## Listed records
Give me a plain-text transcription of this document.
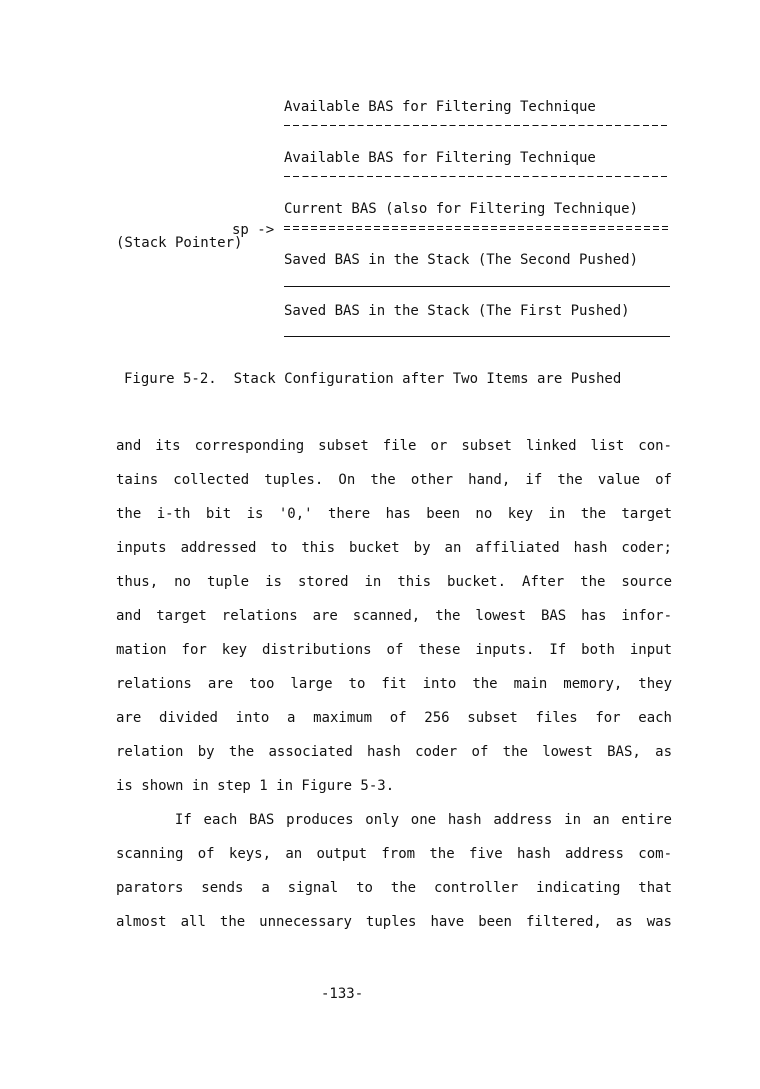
Available BAS for Filtering Technique
Available BAS for Filtering Technique
Current BAS (also for Filtering Technique)
sp ->
(Stack Pointer)
Saved BAS in the Stack (The Second Pushed)
Saved BAS in the Stack (The First Pushed)
Figure 5-2.  Stack Configuration after Two Items are Pushed
and its corresponding subset file or subset linked list con-
tains collected tuples. On the other hand, if the value of
the i-th bit is '0,' there has been no key in the target
inputs addressed to this bucket by an affiliated hash coder;
thus, no tuple is stored in this bucket. After the source
and target relations are scanned, the lowest BAS has infor-
mation for key distributions of these inputs. If both input
relations are too large to fit into the main memory, they
are divided into a maximum of 256 subset files for each
relation by the associated hash coder of the lowest BAS, as
is shown in step 1 in Figure 5-3.
If each BAS produces only one hash address in an entire
scanning of keys, an output from the five hash address com-
parators sends a signal to the controller indicating that
almost all the unnecessary tuples have been filtered, as was
-133-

## Instruction
Read the data above. Pull out each line in which the string "inputs" appears.

## Full answer
inputs addressed to this bucket by an affiliated hash coder;
mation for key distributions of these inputs. If both input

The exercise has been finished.